Task to carry out: Which lines hold the word "color"? Show each of them.

────

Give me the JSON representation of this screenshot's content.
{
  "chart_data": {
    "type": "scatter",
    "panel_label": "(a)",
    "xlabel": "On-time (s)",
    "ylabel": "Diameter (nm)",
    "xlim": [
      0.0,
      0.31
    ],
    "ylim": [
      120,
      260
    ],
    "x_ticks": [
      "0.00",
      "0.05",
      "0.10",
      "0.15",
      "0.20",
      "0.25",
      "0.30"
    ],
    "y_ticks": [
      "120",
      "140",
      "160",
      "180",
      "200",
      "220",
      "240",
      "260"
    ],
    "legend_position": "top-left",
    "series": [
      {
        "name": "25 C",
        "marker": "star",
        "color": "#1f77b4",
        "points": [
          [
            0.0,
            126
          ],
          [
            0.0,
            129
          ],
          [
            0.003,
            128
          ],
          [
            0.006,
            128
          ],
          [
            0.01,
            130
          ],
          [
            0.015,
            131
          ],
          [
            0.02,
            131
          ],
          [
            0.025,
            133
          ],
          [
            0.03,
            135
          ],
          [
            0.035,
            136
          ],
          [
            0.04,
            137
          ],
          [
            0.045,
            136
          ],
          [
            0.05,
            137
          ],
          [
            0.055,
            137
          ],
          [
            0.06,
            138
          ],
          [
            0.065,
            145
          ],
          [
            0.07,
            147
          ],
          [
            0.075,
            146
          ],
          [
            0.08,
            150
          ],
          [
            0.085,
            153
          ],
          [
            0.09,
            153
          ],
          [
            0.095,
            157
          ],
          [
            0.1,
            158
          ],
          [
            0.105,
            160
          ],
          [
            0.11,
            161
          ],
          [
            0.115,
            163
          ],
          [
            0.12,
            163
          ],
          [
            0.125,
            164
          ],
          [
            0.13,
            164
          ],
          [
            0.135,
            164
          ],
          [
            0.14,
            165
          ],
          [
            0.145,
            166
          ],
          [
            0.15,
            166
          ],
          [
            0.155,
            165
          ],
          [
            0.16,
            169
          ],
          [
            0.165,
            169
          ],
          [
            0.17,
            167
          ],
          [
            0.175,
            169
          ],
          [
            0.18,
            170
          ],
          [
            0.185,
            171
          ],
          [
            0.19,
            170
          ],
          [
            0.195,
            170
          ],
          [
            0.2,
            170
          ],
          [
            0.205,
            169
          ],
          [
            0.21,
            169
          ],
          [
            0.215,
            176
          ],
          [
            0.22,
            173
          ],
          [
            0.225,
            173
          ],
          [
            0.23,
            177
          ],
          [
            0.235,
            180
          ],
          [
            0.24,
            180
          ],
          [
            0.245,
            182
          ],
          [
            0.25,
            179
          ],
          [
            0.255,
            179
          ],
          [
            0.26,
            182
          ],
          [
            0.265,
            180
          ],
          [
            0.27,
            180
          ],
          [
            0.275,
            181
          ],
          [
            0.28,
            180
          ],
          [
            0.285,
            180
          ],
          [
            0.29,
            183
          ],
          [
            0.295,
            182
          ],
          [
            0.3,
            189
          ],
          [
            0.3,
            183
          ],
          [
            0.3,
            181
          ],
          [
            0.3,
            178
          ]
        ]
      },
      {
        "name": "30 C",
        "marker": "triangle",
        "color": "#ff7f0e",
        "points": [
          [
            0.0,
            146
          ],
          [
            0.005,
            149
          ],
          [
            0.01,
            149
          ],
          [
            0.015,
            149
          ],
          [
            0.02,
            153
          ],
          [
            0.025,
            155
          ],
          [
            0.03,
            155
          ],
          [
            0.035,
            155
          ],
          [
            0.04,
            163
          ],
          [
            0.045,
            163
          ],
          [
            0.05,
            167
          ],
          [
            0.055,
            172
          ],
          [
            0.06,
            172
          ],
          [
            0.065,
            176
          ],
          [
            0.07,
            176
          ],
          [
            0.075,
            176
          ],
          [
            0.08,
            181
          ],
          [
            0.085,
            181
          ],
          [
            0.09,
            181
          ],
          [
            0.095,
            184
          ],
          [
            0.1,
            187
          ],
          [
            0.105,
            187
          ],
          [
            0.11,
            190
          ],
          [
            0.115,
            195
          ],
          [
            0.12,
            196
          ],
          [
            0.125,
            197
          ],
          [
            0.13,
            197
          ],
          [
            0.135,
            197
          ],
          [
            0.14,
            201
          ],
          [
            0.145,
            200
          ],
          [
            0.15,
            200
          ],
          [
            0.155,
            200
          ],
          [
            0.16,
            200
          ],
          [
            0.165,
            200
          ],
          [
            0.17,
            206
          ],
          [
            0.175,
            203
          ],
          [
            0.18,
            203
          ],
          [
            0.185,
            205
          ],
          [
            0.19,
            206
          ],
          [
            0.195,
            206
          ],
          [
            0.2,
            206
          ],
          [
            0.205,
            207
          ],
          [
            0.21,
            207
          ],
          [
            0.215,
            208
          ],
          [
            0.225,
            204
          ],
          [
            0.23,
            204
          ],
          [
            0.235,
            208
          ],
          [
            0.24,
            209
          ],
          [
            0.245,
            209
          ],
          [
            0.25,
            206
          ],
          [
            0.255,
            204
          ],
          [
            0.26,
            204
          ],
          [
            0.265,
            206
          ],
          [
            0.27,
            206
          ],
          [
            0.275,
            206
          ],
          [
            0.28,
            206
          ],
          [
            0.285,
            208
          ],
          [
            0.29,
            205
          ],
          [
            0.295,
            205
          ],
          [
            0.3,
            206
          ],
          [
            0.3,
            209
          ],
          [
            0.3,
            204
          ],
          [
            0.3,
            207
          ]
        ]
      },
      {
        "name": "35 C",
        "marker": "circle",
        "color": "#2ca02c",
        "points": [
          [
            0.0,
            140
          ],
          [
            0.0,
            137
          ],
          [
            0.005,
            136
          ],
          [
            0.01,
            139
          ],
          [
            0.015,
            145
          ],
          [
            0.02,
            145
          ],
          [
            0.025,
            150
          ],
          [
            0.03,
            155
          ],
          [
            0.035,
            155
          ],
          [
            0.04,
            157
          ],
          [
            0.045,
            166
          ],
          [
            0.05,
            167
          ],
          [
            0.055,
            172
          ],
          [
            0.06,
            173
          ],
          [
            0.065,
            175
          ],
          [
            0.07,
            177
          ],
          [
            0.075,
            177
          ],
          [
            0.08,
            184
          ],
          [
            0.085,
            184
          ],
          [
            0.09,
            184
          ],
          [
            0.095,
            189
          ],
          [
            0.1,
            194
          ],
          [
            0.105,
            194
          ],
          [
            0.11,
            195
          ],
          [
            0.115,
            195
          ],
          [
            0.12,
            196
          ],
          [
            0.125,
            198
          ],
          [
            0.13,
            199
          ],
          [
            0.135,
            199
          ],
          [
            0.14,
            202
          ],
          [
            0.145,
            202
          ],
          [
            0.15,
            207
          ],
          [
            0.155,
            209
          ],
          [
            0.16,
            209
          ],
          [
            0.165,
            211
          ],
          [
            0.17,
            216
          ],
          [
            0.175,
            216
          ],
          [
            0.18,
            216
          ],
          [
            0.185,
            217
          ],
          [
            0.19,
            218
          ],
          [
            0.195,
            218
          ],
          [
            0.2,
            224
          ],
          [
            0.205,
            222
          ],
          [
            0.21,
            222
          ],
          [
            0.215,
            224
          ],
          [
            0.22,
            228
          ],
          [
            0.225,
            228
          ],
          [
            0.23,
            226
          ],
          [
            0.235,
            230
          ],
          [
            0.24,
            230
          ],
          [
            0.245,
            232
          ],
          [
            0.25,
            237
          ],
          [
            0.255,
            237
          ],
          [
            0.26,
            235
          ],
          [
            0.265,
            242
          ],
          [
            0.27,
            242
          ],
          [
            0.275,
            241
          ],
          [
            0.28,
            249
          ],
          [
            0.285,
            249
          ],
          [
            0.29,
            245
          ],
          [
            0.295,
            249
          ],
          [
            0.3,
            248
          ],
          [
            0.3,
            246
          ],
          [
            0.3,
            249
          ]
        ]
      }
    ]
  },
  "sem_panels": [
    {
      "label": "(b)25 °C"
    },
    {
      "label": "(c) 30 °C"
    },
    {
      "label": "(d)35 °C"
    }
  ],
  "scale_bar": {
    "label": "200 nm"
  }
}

────

Full output:
        "color": "#1f77b4",
        "color": "#ff7f0e",
        "color": "#2ca02c",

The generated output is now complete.